Material to process ::
.....
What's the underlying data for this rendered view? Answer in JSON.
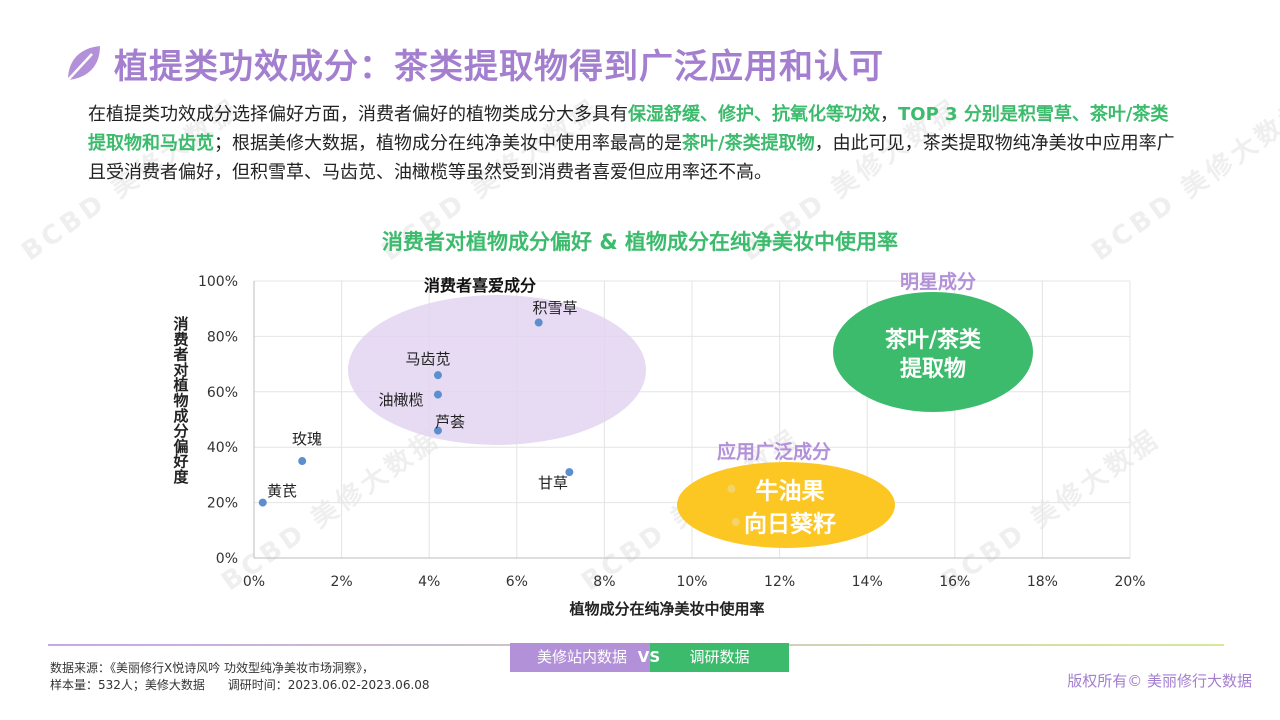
{
  "header": {
    "title": "植提类功效成分：茶类提取物得到广泛应用和认可"
  },
  "intro": {
    "p1": "在植提类功效成分选择偏好方面，消费者偏好的植物类成分大多具有",
    "h1": "保湿舒缓、修护、抗氧化等功效",
    "p2": "，",
    "h2": "TOP 3 分别是积雪草、茶叶/茶类提取物和马齿苋",
    "p3": "；根据美修大数据，植物成分在纯净美妆中使用率最高的是",
    "h3": "茶叶/茶类提取物",
    "p4": "，由此可见，茶类提取物纯净美妆中应用率广且受消费者偏好，但积雪草、马齿苋、油橄榄等虽然受到消费者喜爱但应用率还不高。"
  },
  "watermark": "BCBD 美修大数据",
  "chart_data": {
    "type": "scatter",
    "title": "消费者对植物成分偏好 & 植物成分在纯净美妆中使用率",
    "xlabel": "植物成分在纯净美妆中使用率",
    "ylabel": "消费者对植物成分偏好度",
    "xlim": [
      0,
      20
    ],
    "ylim": [
      0,
      100
    ],
    "xticks": [
      "0%",
      "2%",
      "4%",
      "6%",
      "8%",
      "10%",
      "12%",
      "14%",
      "16%",
      "18%",
      "20%"
    ],
    "yticks": [
      "0%",
      "20%",
      "40%",
      "60%",
      "80%",
      "100%"
    ],
    "grid": true,
    "points": [
      {
        "label": "积雪草",
        "x": 6.5,
        "y": 85
      },
      {
        "label": "马齿苋",
        "x": 4.2,
        "y": 66
      },
      {
        "label": "油橄榄",
        "x": 4.2,
        "y": 59
      },
      {
        "label": "芦荟",
        "x": 4.2,
        "y": 46
      },
      {
        "label": "玫瑰",
        "x": 1.1,
        "y": 35
      },
      {
        "label": "黄芪",
        "x": 0.2,
        "y": 20
      },
      {
        "label": "甘草",
        "x": 7.2,
        "y": 31
      },
      {
        "label": "牛油果",
        "x": 10.9,
        "y": 25
      },
      {
        "label": "向日葵籽",
        "x": 11.0,
        "y": 13
      }
    ],
    "zones": [
      {
        "name": "消费者喜爱成分",
        "color": "#e3d4f1"
      },
      {
        "name": "明星成分",
        "body": "茶叶/茶类\n提取物",
        "color": "#3dbb6d"
      },
      {
        "name": "应用广泛成分",
        "body": "牛油果\n向日葵籽",
        "color": "#fcc623"
      }
    ],
    "point_color": "#5b8fd0"
  },
  "footer": {
    "tag_left": "美修站内数据",
    "vs": "VS",
    "tag_right": "调研数据",
    "source_line1": "数据来源：《美丽修行X悦诗风吟 功效型纯净美妆市场洞察》，",
    "source_line2": "样本量：532人；美修大数据      调研时间：2023.06.02-2023.06.08",
    "copyright": "版权所有© 美丽修行大数据"
  },
  "colors": {
    "title_purple": "#a47fd0",
    "highlight_green": "#3dbb6d",
    "zone_yellow": "#fcc623"
  }
}
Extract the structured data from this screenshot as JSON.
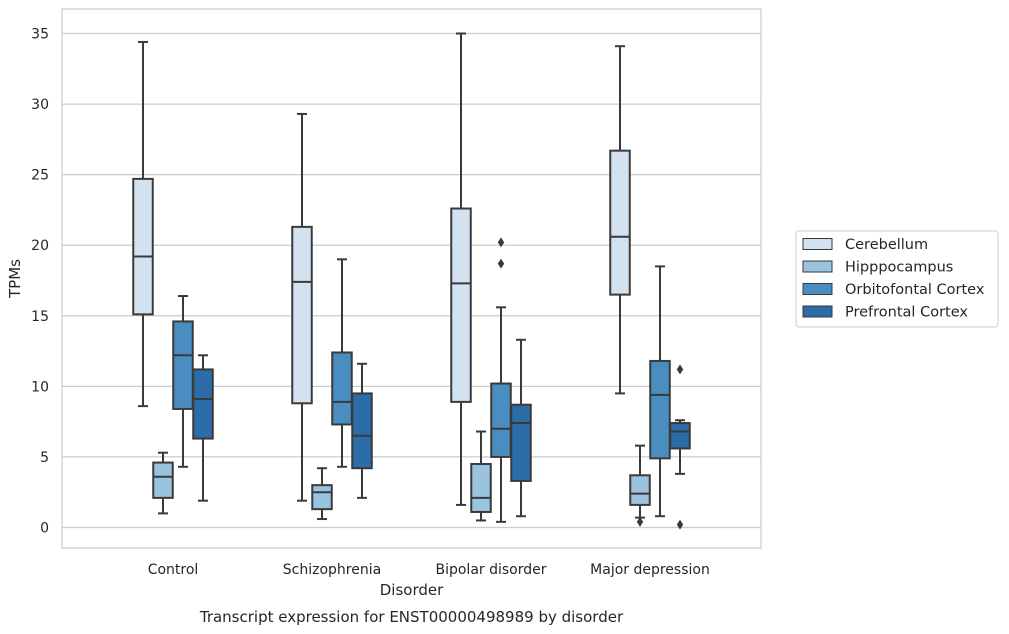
.....
Given task :: Repeat the data exactly, dropping every picture it holds.

Exercise response ::
What's the underlying data for this rendered view? Answer in JSON.
{
  "header": {
    "title": "植提类功效成分：茶类提取物得到广泛应用和认可"
  },
  "intro": {
    "p1": "在植提类功效成分选择偏好方面，消费者偏好的植物类成分大多具有",
    "h1": "保湿舒缓、修护、抗氧化等功效",
    "p2": "，",
    "h2": "TOP 3 分别是积雪草、茶叶/茶类提取物和马齿苋",
    "p3": "；根据美修大数据，植物成分在纯净美妆中使用率最高的是",
    "h3": "茶叶/茶类提取物",
    "p4": "，由此可见，茶类提取物纯净美妆中应用率广且受消费者偏好，但积雪草、马齿苋、油橄榄等虽然受到消费者喜爱但应用率还不高。"
  },
  "watermark": "BCBD 美修大数据",
  "chart_data": {
    "type": "scatter",
    "title": "消费者对植物成分偏好 & 植物成分在纯净美妆中使用率",
    "xlabel": "植物成分在纯净美妆中使用率",
    "ylabel": "消费者对植物成分偏好度",
    "xlim": [
      0,
      20
    ],
    "ylim": [
      0,
      100
    ],
    "xticks": [
      "0%",
      "2%",
      "4%",
      "6%",
      "8%",
      "10%",
      "12%",
      "14%",
      "16%",
      "18%",
      "20%"
    ],
    "yticks": [
      "0%",
      "20%",
      "40%",
      "60%",
      "80%",
      "100%"
    ],
    "grid": true,
    "points": [
      {
        "label": "积雪草",
        "x": 6.5,
        "y": 85
      },
      {
        "label": "马齿苋",
        "x": 4.2,
        "y": 66
      },
      {
        "label": "油橄榄",
        "x": 4.2,
        "y": 59
      },
      {
        "label": "芦荟",
        "x": 4.2,
        "y": 46
      },
      {
        "label": "玫瑰",
        "x": 1.1,
        "y": 35
      },
      {
        "label": "黄芪",
        "x": 0.2,
        "y": 20
      },
      {
        "label": "甘草",
        "x": 7.2,
        "y": 31
      },
      {
        "label": "牛油果",
        "x": 10.9,
        "y": 25
      },
      {
        "label": "向日葵籽",
        "x": 11.0,
        "y": 13
      }
    ],
    "zones": [
      {
        "name": "消费者喜爱成分",
        "color": "#e3d4f1"
      },
      {
        "name": "明星成分",
        "body": "茶叶/茶类\n提取物",
        "color": "#3dbb6d"
      },
      {
        "name": "应用广泛成分",
        "body": "牛油果\n向日葵籽",
        "color": "#fcc623"
      }
    ],
    "point_color": "#5b8fd0"
  },
  "footer": {
    "tag_left": "美修站内数据",
    "vs": "VS",
    "tag_right": "调研数据",
    "source_line1": "数据来源：《美丽修行X悦诗风吟 功效型纯净美妆市场洞察》，",
    "source_line2": "样本量：532人；美修大数据      调研时间：2023.06.02-2023.06.08",
    "copyright": "版权所有© 美丽修行大数据"
  },
  "colors": {
    "title_purple": "#a47fd0",
    "highlight_green": "#3dbb6d",
    "zone_yellow": "#fcc623"
  }
}
Extract the structured data from this screenshot as JSON.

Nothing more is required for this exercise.